Figure collection entries
--------

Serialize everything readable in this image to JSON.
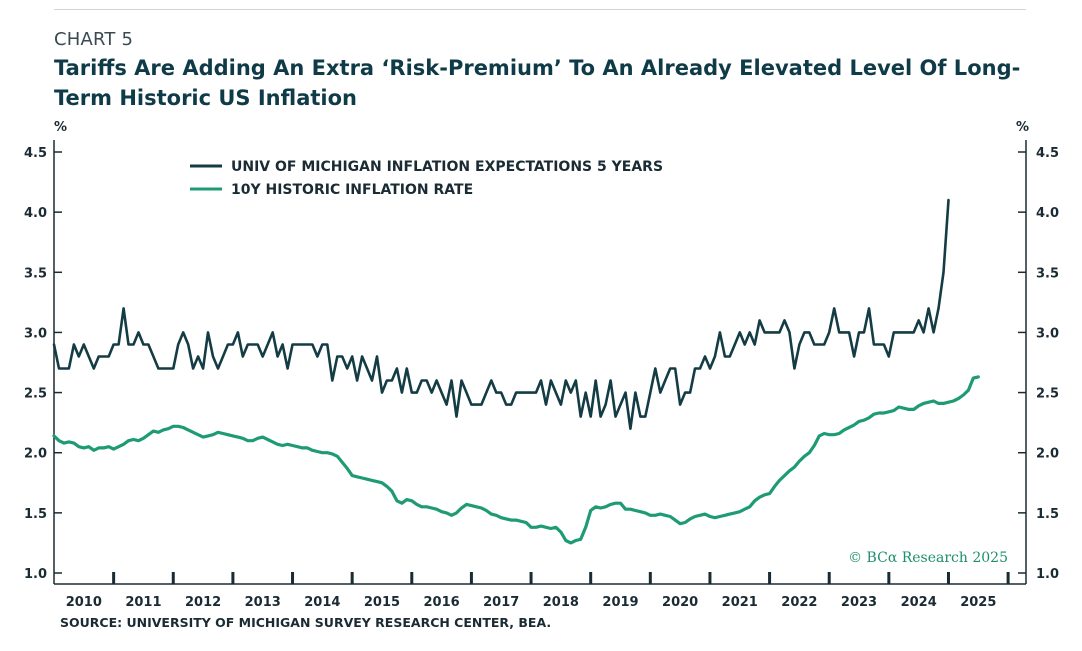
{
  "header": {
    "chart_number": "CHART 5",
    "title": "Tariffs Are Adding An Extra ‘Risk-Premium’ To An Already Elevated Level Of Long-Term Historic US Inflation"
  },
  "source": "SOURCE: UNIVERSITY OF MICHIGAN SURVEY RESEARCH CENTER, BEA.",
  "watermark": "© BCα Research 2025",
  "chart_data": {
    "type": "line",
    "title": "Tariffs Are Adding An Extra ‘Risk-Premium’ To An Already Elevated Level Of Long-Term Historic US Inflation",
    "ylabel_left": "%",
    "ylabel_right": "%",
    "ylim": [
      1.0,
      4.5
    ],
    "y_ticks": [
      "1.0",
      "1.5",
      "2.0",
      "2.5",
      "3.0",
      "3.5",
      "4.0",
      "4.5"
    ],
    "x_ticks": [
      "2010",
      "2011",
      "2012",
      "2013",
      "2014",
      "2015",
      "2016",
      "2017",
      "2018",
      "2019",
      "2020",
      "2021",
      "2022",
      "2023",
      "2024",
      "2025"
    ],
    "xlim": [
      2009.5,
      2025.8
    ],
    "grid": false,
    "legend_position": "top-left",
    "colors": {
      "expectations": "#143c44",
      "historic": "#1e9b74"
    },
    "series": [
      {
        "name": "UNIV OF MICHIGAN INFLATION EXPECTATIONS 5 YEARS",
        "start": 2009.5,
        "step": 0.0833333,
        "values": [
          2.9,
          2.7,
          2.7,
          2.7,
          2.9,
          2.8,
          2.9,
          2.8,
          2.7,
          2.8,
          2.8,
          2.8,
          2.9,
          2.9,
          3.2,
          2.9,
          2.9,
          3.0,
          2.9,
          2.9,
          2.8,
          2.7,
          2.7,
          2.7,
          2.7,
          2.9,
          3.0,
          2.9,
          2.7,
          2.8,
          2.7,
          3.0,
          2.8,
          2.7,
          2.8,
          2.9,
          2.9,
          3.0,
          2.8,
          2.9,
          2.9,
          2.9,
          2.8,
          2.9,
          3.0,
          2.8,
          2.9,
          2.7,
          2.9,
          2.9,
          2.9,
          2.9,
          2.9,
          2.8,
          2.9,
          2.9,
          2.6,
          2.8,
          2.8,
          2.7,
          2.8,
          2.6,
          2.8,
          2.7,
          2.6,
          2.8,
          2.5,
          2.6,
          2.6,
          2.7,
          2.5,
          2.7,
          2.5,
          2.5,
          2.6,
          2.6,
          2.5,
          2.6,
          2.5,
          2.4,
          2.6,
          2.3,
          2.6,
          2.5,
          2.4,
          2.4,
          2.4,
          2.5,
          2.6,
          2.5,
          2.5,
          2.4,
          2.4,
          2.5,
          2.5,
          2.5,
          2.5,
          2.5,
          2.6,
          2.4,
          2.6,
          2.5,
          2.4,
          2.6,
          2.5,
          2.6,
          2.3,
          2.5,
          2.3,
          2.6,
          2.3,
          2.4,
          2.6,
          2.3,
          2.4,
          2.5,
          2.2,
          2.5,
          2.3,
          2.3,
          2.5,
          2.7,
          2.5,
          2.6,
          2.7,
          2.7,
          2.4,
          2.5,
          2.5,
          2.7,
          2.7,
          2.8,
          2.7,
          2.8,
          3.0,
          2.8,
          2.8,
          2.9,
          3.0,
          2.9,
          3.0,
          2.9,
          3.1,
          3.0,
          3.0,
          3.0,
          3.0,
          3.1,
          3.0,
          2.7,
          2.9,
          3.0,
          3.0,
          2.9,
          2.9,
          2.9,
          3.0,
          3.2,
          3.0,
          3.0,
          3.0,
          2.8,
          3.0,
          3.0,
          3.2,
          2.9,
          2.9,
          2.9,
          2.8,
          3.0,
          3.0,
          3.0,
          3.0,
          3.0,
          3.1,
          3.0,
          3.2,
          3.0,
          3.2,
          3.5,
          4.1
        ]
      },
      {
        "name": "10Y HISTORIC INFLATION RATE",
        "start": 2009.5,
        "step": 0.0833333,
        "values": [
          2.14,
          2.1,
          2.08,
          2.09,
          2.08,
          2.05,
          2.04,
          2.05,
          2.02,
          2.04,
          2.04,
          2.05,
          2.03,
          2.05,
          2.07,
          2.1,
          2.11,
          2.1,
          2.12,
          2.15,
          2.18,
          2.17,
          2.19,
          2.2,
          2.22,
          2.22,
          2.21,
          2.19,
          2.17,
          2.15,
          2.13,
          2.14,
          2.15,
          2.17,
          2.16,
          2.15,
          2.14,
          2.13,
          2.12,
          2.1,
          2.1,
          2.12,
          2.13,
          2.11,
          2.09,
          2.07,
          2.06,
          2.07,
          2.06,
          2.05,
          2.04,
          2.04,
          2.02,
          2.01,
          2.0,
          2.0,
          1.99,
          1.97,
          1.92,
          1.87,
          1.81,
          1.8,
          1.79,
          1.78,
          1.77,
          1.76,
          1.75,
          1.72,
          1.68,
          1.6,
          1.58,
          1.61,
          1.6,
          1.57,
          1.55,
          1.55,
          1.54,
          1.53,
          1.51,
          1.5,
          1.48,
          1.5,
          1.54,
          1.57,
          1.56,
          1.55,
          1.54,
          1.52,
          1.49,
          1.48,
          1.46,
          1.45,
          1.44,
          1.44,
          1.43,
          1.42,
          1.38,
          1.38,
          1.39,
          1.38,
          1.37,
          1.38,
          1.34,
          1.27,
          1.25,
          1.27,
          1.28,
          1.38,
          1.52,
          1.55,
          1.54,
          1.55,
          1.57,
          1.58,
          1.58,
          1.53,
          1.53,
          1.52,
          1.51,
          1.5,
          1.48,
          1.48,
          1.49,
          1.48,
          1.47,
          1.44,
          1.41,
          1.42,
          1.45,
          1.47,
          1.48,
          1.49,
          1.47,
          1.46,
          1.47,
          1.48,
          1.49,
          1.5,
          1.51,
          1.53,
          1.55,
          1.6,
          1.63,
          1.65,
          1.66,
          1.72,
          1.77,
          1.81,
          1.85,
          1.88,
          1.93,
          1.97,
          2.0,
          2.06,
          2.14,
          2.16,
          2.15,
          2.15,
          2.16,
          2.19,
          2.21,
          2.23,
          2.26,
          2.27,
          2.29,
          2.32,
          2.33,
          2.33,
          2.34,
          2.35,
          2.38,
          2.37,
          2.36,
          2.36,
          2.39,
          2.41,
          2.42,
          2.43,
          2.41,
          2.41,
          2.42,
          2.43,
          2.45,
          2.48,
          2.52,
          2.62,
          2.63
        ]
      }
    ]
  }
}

--------

** Task directions **
Quote the full listing above word for word; exclude every picture from the copy.

** Solution to this exercise **
Serialize everything readable in this image to JSON.
{
  "header": {
    "chart_number": "CHART 5",
    "title": "Tariffs Are Adding An Extra ‘Risk-Premium’ To An Already Elevated Level Of Long-Term Historic US Inflation"
  },
  "source": "SOURCE: UNIVERSITY OF MICHIGAN SURVEY RESEARCH CENTER, BEA.",
  "watermark": "© BCα Research 2025",
  "chart_data": {
    "type": "line",
    "title": "Tariffs Are Adding An Extra ‘Risk-Premium’ To An Already Elevated Level Of Long-Term Historic US Inflation",
    "ylabel_left": "%",
    "ylabel_right": "%",
    "ylim": [
      1.0,
      4.5
    ],
    "y_ticks": [
      "1.0",
      "1.5",
      "2.0",
      "2.5",
      "3.0",
      "3.5",
      "4.0",
      "4.5"
    ],
    "x_ticks": [
      "2010",
      "2011",
      "2012",
      "2013",
      "2014",
      "2015",
      "2016",
      "2017",
      "2018",
      "2019",
      "2020",
      "2021",
      "2022",
      "2023",
      "2024",
      "2025"
    ],
    "xlim": [
      2009.5,
      2025.8
    ],
    "grid": false,
    "legend_position": "top-left",
    "colors": {
      "expectations": "#143c44",
      "historic": "#1e9b74"
    },
    "series": [
      {
        "name": "UNIV OF MICHIGAN INFLATION EXPECTATIONS 5 YEARS",
        "start": 2009.5,
        "step": 0.0833333,
        "values": [
          2.9,
          2.7,
          2.7,
          2.7,
          2.9,
          2.8,
          2.9,
          2.8,
          2.7,
          2.8,
          2.8,
          2.8,
          2.9,
          2.9,
          3.2,
          2.9,
          2.9,
          3.0,
          2.9,
          2.9,
          2.8,
          2.7,
          2.7,
          2.7,
          2.7,
          2.9,
          3.0,
          2.9,
          2.7,
          2.8,
          2.7,
          3.0,
          2.8,
          2.7,
          2.8,
          2.9,
          2.9,
          3.0,
          2.8,
          2.9,
          2.9,
          2.9,
          2.8,
          2.9,
          3.0,
          2.8,
          2.9,
          2.7,
          2.9,
          2.9,
          2.9,
          2.9,
          2.9,
          2.8,
          2.9,
          2.9,
          2.6,
          2.8,
          2.8,
          2.7,
          2.8,
          2.6,
          2.8,
          2.7,
          2.6,
          2.8,
          2.5,
          2.6,
          2.6,
          2.7,
          2.5,
          2.7,
          2.5,
          2.5,
          2.6,
          2.6,
          2.5,
          2.6,
          2.5,
          2.4,
          2.6,
          2.3,
          2.6,
          2.5,
          2.4,
          2.4,
          2.4,
          2.5,
          2.6,
          2.5,
          2.5,
          2.4,
          2.4,
          2.5,
          2.5,
          2.5,
          2.5,
          2.5,
          2.6,
          2.4,
          2.6,
          2.5,
          2.4,
          2.6,
          2.5,
          2.6,
          2.3,
          2.5,
          2.3,
          2.6,
          2.3,
          2.4,
          2.6,
          2.3,
          2.4,
          2.5,
          2.2,
          2.5,
          2.3,
          2.3,
          2.5,
          2.7,
          2.5,
          2.6,
          2.7,
          2.7,
          2.4,
          2.5,
          2.5,
          2.7,
          2.7,
          2.8,
          2.7,
          2.8,
          3.0,
          2.8,
          2.8,
          2.9,
          3.0,
          2.9,
          3.0,
          2.9,
          3.1,
          3.0,
          3.0,
          3.0,
          3.0,
          3.1,
          3.0,
          2.7,
          2.9,
          3.0,
          3.0,
          2.9,
          2.9,
          2.9,
          3.0,
          3.2,
          3.0,
          3.0,
          3.0,
          2.8,
          3.0,
          3.0,
          3.2,
          2.9,
          2.9,
          2.9,
          2.8,
          3.0,
          3.0,
          3.0,
          3.0,
          3.0,
          3.1,
          3.0,
          3.2,
          3.0,
          3.2,
          3.5,
          4.1
        ]
      },
      {
        "name": "10Y HISTORIC INFLATION RATE",
        "start": 2009.5,
        "step": 0.0833333,
        "values": [
          2.14,
          2.1,
          2.08,
          2.09,
          2.08,
          2.05,
          2.04,
          2.05,
          2.02,
          2.04,
          2.04,
          2.05,
          2.03,
          2.05,
          2.07,
          2.1,
          2.11,
          2.1,
          2.12,
          2.15,
          2.18,
          2.17,
          2.19,
          2.2,
          2.22,
          2.22,
          2.21,
          2.19,
          2.17,
          2.15,
          2.13,
          2.14,
          2.15,
          2.17,
          2.16,
          2.15,
          2.14,
          2.13,
          2.12,
          2.1,
          2.1,
          2.12,
          2.13,
          2.11,
          2.09,
          2.07,
          2.06,
          2.07,
          2.06,
          2.05,
          2.04,
          2.04,
          2.02,
          2.01,
          2.0,
          2.0,
          1.99,
          1.97,
          1.92,
          1.87,
          1.81,
          1.8,
          1.79,
          1.78,
          1.77,
          1.76,
          1.75,
          1.72,
          1.68,
          1.6,
          1.58,
          1.61,
          1.6,
          1.57,
          1.55,
          1.55,
          1.54,
          1.53,
          1.51,
          1.5,
          1.48,
          1.5,
          1.54,
          1.57,
          1.56,
          1.55,
          1.54,
          1.52,
          1.49,
          1.48,
          1.46,
          1.45,
          1.44,
          1.44,
          1.43,
          1.42,
          1.38,
          1.38,
          1.39,
          1.38,
          1.37,
          1.38,
          1.34,
          1.27,
          1.25,
          1.27,
          1.28,
          1.38,
          1.52,
          1.55,
          1.54,
          1.55,
          1.57,
          1.58,
          1.58,
          1.53,
          1.53,
          1.52,
          1.51,
          1.5,
          1.48,
          1.48,
          1.49,
          1.48,
          1.47,
          1.44,
          1.41,
          1.42,
          1.45,
          1.47,
          1.48,
          1.49,
          1.47,
          1.46,
          1.47,
          1.48,
          1.49,
          1.5,
          1.51,
          1.53,
          1.55,
          1.6,
          1.63,
          1.65,
          1.66,
          1.72,
          1.77,
          1.81,
          1.85,
          1.88,
          1.93,
          1.97,
          2.0,
          2.06,
          2.14,
          2.16,
          2.15,
          2.15,
          2.16,
          2.19,
          2.21,
          2.23,
          2.26,
          2.27,
          2.29,
          2.32,
          2.33,
          2.33,
          2.34,
          2.35,
          2.38,
          2.37,
          2.36,
          2.36,
          2.39,
          2.41,
          2.42,
          2.43,
          2.41,
          2.41,
          2.42,
          2.43,
          2.45,
          2.48,
          2.52,
          2.62,
          2.63
        ]
      }
    ]
  }
}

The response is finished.